(Stored entries)
_ _ _

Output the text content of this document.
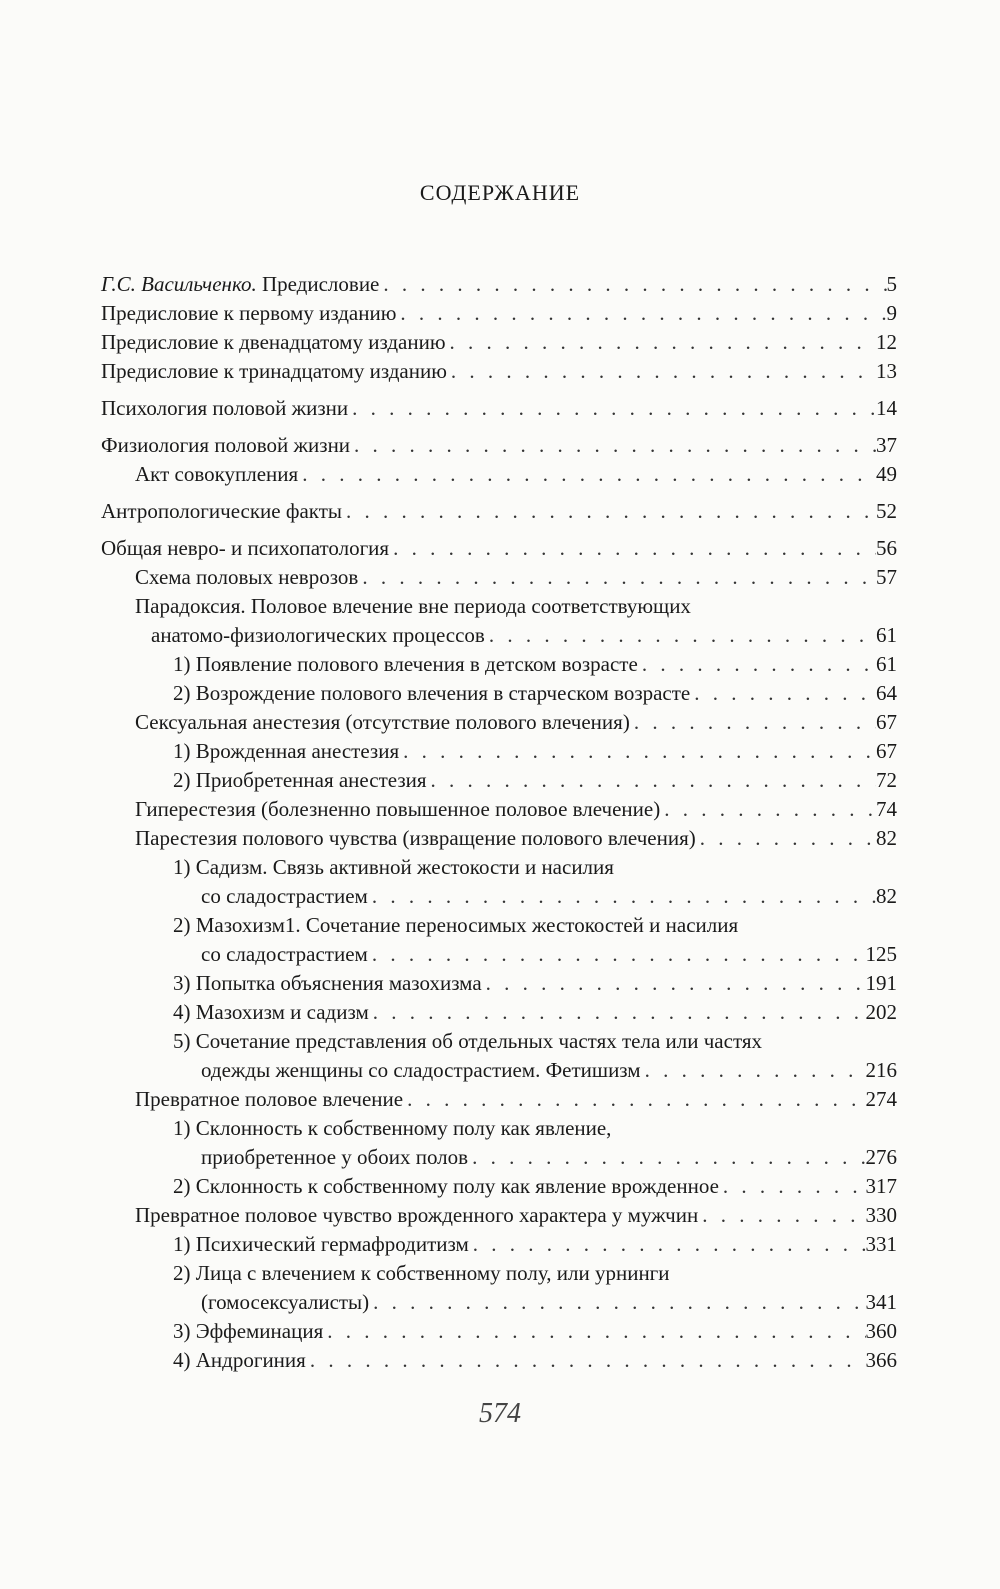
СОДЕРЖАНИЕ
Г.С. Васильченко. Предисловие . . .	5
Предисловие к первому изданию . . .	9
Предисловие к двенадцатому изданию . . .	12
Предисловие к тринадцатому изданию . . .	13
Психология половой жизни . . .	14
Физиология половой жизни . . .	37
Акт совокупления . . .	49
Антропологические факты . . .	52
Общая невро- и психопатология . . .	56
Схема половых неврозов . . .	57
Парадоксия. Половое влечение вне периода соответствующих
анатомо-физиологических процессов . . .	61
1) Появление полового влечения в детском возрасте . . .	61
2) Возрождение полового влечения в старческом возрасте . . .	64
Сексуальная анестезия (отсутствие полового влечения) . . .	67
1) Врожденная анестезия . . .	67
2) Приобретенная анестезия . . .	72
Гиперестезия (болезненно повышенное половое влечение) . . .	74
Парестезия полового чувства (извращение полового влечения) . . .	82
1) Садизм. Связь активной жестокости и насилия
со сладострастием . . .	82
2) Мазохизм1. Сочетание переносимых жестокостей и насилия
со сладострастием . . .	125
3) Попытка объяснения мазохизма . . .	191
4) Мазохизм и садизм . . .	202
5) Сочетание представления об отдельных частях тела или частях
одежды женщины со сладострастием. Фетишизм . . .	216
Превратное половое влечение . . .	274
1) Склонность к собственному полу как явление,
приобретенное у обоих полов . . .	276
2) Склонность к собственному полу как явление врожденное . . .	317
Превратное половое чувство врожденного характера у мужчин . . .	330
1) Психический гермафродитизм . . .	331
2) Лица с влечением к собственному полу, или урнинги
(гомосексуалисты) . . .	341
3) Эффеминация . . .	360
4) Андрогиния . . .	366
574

_ _ _

### STATED EXERCISE
Identify the lines in the entries that hold "Склонность" and return each one.

### RESPONSE FOR THIS EXERCISE
1) Склонность к собственному полу как явление,
2) Склонность к собственному полу как явление врожденное . . .	317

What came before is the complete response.